▸ WORK INSTRUCTIONS
Check every line below for the word "réalité" and show those that hold it.

* * * * *

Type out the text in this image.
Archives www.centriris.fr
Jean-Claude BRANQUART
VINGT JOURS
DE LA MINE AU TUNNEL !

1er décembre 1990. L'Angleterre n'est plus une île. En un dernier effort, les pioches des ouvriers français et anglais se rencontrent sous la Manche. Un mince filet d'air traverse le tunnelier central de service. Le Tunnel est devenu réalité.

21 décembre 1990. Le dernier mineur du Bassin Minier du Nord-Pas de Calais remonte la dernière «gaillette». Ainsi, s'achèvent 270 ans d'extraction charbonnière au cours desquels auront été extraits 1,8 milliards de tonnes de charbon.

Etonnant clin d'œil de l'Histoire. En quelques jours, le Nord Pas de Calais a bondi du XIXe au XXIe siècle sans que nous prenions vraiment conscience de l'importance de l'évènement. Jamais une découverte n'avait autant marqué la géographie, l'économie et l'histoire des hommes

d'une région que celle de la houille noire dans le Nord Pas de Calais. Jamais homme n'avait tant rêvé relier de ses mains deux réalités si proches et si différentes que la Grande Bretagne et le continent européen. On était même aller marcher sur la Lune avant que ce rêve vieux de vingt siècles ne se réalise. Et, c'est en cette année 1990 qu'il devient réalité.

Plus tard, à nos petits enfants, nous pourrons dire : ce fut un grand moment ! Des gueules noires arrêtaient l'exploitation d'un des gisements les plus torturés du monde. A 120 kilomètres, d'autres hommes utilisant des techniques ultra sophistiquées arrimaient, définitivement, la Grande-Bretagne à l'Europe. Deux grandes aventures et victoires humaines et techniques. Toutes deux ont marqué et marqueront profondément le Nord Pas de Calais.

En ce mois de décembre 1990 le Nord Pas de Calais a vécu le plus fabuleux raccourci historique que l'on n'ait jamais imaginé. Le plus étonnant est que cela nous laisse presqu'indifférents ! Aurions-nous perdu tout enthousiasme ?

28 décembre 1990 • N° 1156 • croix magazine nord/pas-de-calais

* * * * *

▸ RESPONSE TO THE TASK
1er décembre 1990. L'Angleterre n'est plus une île. En un dernier effort, les pioches des ouvriers français et anglais se rencontrent sous la Manche. Un mince filet d'air traverse le tunnelier central de service. Le Tunnel est devenu réalité.
d'une région que celle de la houille noire dans le Nord Pas de Calais. Jamais homme n'avait tant rêvé relier de ses mains deux réalités si proches et si différentes que la Grande Bretagne et le continent européen. On était même aller marcher sur la Lune avant que ce rêve vieux de vingt siècles ne se réalise. Et, c'est en cette année 1990 qu'il devient réalité.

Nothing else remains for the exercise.